• _WORK TO BE COMPLETED_:
Collect each line of the records containing the string "often".

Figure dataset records

════

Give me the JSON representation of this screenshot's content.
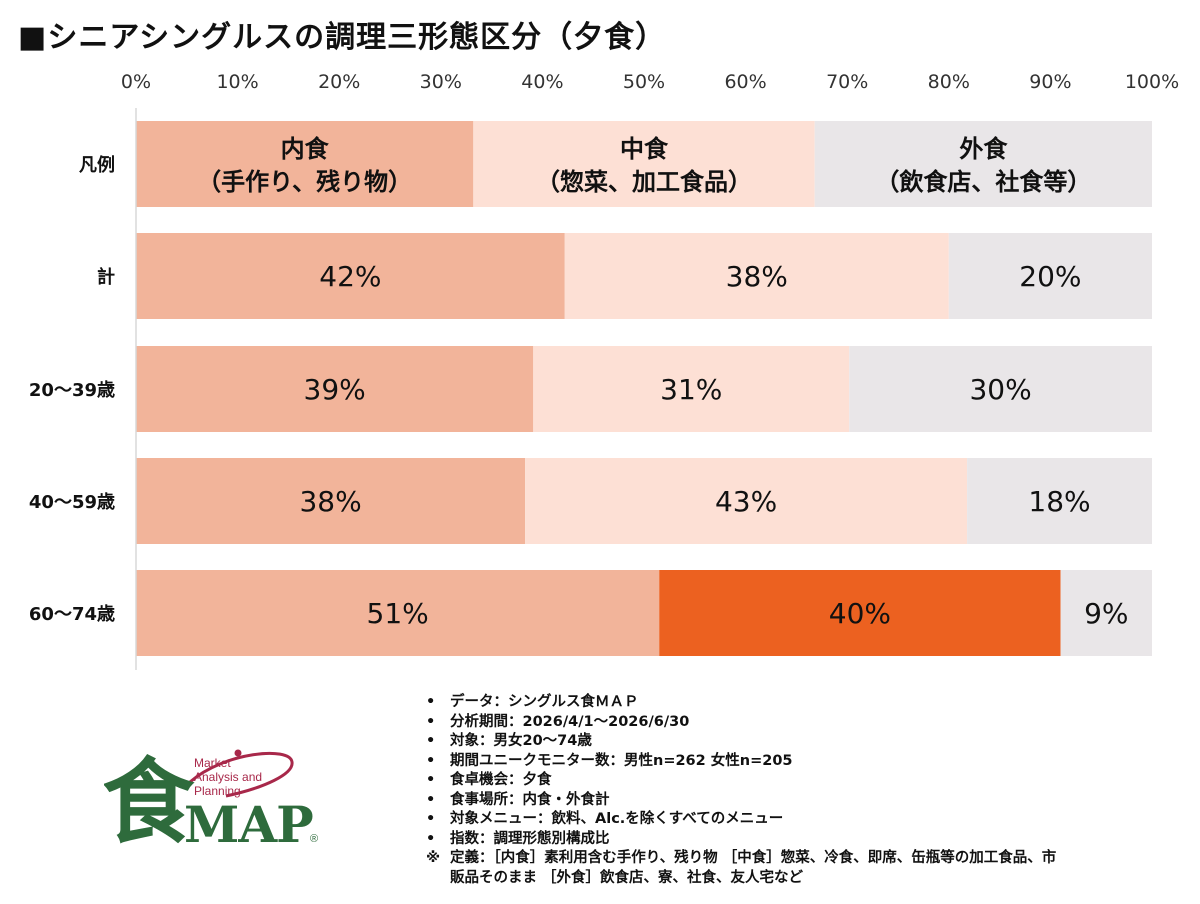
{
  "title": "■シニアシングルスの調理三形態区分（夕食）",
  "colors": {
    "naishoku": "#f2b49a",
    "nakashoku": "#fde0d5",
    "gaishoku": "#e9e6e8",
    "highlight": "#ec6120",
    "logo_green": "#2e6b3c",
    "logo_red": "#a8284a"
  },
  "chart_data": {
    "type": "bar",
    "orientation": "horizontal",
    "stacked": true,
    "x_ticks": [
      "0%",
      "10%",
      "20%",
      "30%",
      "40%",
      "50%",
      "60%",
      "70%",
      "80%",
      "90%",
      "100%"
    ],
    "xlim": [
      0,
      100
    ],
    "legend": {
      "label": "凡例",
      "entries": [
        {
          "title": "内食",
          "sub": "（手作り、残り物）",
          "width": 33.2
        },
        {
          "title": "中食",
          "sub": "（惣菜、加工食品）",
          "width": 33.6
        },
        {
          "title": "外食",
          "sub": "（飲食店、社食等）",
          "width": 33.2
        }
      ]
    },
    "categories": [
      "計",
      "20～39歳",
      "40～59歳",
      "60～74歳"
    ],
    "series": [
      {
        "name": "内食",
        "values": [
          42.2,
          39.1,
          38.3,
          51.5
        ]
      },
      {
        "name": "中食",
        "values": [
          37.8,
          31.1,
          43.5,
          39.5
        ]
      },
      {
        "name": "外食",
        "values": [
          20.0,
          29.8,
          18.2,
          9.0
        ]
      }
    ],
    "labels": [
      [
        "42%",
        "38%",
        "20%"
      ],
      [
        "39%",
        "31%",
        "30%"
      ],
      [
        "38%",
        "43%",
        "18%"
      ],
      [
        "51%",
        "40%",
        "9%"
      ]
    ],
    "highlight": {
      "row": 3,
      "series": 1
    }
  },
  "notes": [
    "データ：シングルス食ＭＡＰ",
    "分析期間：2026/4/1～2026/6/30",
    "対象：男女20～74歳",
    "期間ユニークモニター数：男性n=262 女性n=205",
    "食卓機会：夕食",
    "食事場所：内食・外食計",
    "対象メニュー：飲料、Alc.を除くすべてのメニュー",
    "指数：調理形態別構成比"
  ],
  "definition": {
    "mark": "※",
    "line1": "定義：［内食］素利用含む手作り、残り物 ［中食］惣菜、冷食、即席、缶瓶等の加工食品、市",
    "line2": "販品そのまま ［外食］飲食店、寮、社食、友人宅など"
  },
  "bullet": "•",
  "logo": {
    "kanji": "食",
    "map": "MAP",
    "reg": "®",
    "line1": "Market",
    "line2": "Analysis and",
    "line3": "Planning"
  }
}
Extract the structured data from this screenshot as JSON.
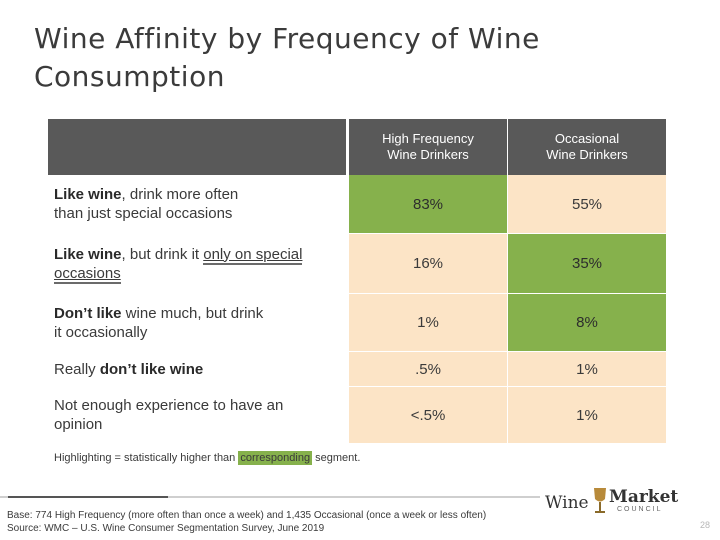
{
  "title": {
    "line1": "Wine Affinity by Frequency of Wine",
    "line2": "Consumption"
  },
  "table": {
    "columns": [
      {
        "line1": "High Frequency",
        "line2": "Wine Drinkers"
      },
      {
        "line1": "Occasional",
        "line2": "Wine Drinkers"
      }
    ],
    "rows": [
      {
        "label_bold": "Like wine",
        "label_rest_1": ", drink more often",
        "label_rest_2": "than just special occasions",
        "values": [
          "83%",
          "55%"
        ],
        "highlight": [
          true,
          false
        ]
      },
      {
        "label_bold": "Like wine",
        "label_rest_1": ", but drink it ",
        "label_underline": "only on special occasions",
        "values": [
          "16%",
          "35%"
        ],
        "highlight": [
          false,
          true
        ]
      },
      {
        "label_bold": "Don’t like",
        "label_rest_1": " wine much, but drink",
        "label_rest_2": "it occasionally",
        "values": [
          "1%",
          "8%"
        ],
        "highlight": [
          false,
          true
        ]
      },
      {
        "label_plain": "Really ",
        "label_bold": "don’t like wine",
        "values": [
          ".5%",
          "1%"
        ],
        "highlight": [
          false,
          false
        ]
      },
      {
        "label_line1": "Not enough experience to have an",
        "label_line2": "opinion",
        "values": [
          "<.5%",
          "1%"
        ],
        "highlight": [
          false,
          false
        ]
      }
    ]
  },
  "note": {
    "before": "Highlighting = statistically higher than ",
    "highlighted": "corresponding",
    "after": " segment."
  },
  "footer": {
    "line1": "Base: 774 High Frequency (more often than once a week) and 1,435 Occasional (once a week or less often)",
    "line2": "Source: WMC – U.S. Wine Consumer Segmentation Survey, June 2019"
  },
  "logo": {
    "word1": "Wine",
    "word2": "Market",
    "word3": "COUNCIL"
  },
  "page_number": "28",
  "colors": {
    "header_bg": "#595959",
    "cell_bg": "#fce4c6",
    "highlight": "#86b14c"
  }
}
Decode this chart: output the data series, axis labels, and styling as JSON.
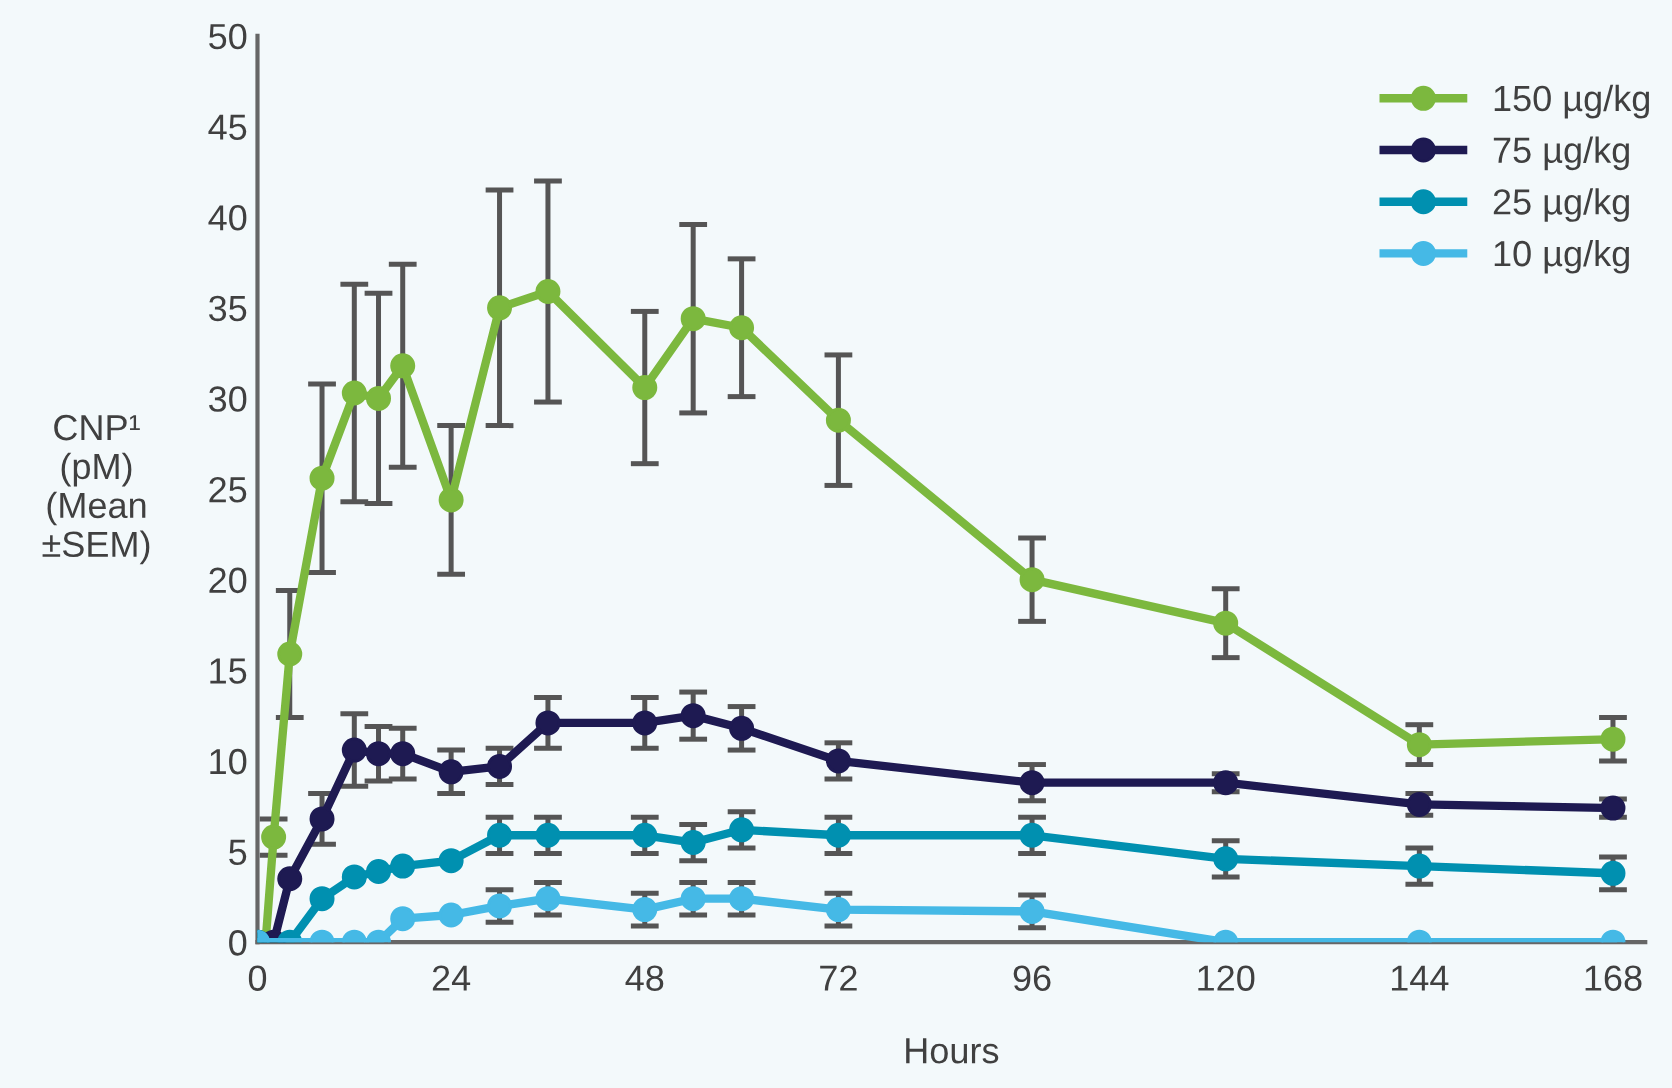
{
  "chart_data": {
    "type": "line",
    "xlabel": "Hours",
    "ylabel": "CNP¹\n(pM)\n(Mean\n±SEM)",
    "xlim": [
      0,
      172
    ],
    "xticks": [
      0,
      24,
      48,
      72,
      96,
      120,
      144,
      168
    ],
    "ylim": [
      0,
      50
    ],
    "yticks": [
      0,
      5,
      10,
      15,
      20,
      25,
      30,
      35,
      40,
      45,
      50
    ],
    "grid": false,
    "legend": "top right",
    "marker": "circle",
    "line_style": "solid",
    "series": [
      {
        "name": "150 µg/kg",
        "color": "#7cb83e",
        "x": [
          0,
          1,
          2,
          4,
          8,
          12,
          15,
          18,
          24,
          30,
          36,
          48,
          54,
          60,
          72,
          96,
          120,
          144,
          168
        ],
        "values": [
          0,
          0,
          5.8,
          15.9,
          25.6,
          30.3,
          30.0,
          31.8,
          24.4,
          35.0,
          35.9,
          30.6,
          34.4,
          33.9,
          28.8,
          20.0,
          17.6,
          10.9,
          11.2
        ],
        "errors": [
          null,
          null,
          1.0,
          3.5,
          5.2,
          6.0,
          5.8,
          5.6,
          4.1,
          6.5,
          6.1,
          4.2,
          5.2,
          3.8,
          3.6,
          2.3,
          1.9,
          1.1,
          1.2
        ]
      },
      {
        "name": "75 µg/kg",
        "color": "#1e1a52",
        "x": [
          0,
          2,
          4,
          8,
          12,
          15,
          18,
          24,
          30,
          36,
          48,
          54,
          60,
          72,
          96,
          120,
          144,
          168
        ],
        "values": [
          0,
          0,
          3.5,
          6.8,
          10.6,
          10.4,
          10.4,
          9.4,
          9.7,
          12.1,
          12.1,
          12.5,
          11.8,
          10.0,
          8.8,
          8.8,
          7.6,
          7.4
        ],
        "errors": [
          null,
          null,
          null,
          1.4,
          2.0,
          1.5,
          1.4,
          1.2,
          1.0,
          1.4,
          1.4,
          1.3,
          1.2,
          1.0,
          1.0,
          0.5,
          0.6,
          0.5
        ]
      },
      {
        "name": "25 µg/kg",
        "color": "#0090b0",
        "x": [
          0,
          4,
          8,
          12,
          15,
          18,
          24,
          30,
          36,
          48,
          54,
          60,
          72,
          96,
          120,
          144,
          168
        ],
        "values": [
          0,
          0,
          2.4,
          3.6,
          3.9,
          4.2,
          4.5,
          5.9,
          5.9,
          5.9,
          5.5,
          6.2,
          5.9,
          5.9,
          4.6,
          4.2,
          3.8
        ],
        "errors": [
          null,
          null,
          null,
          null,
          null,
          null,
          null,
          1.0,
          1.0,
          1.0,
          1.0,
          1.0,
          1.0,
          1.0,
          1.0,
          1.0,
          0.9
        ]
      },
      {
        "name": "10 µg/kg",
        "color": "#45b9e6",
        "x": [
          0,
          8,
          12,
          15,
          18,
          24,
          30,
          36,
          48,
          54,
          60,
          72,
          96,
          120,
          144,
          168
        ],
        "values": [
          0,
          0,
          0,
          0,
          1.3,
          1.5,
          2.0,
          2.4,
          1.8,
          2.4,
          2.4,
          1.8,
          1.7,
          0,
          0,
          0
        ],
        "errors": [
          null,
          null,
          null,
          null,
          null,
          null,
          0.9,
          0.9,
          0.9,
          0.9,
          0.9,
          0.9,
          0.9,
          null,
          null,
          null
        ]
      }
    ]
  }
}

════

• _RESPONSE_:
        "label_rest_1": ", drink more often",
    "line1": "Base: 774 High Frequency (more often than once a week) and 1,435 Occasional (once a week or less often)",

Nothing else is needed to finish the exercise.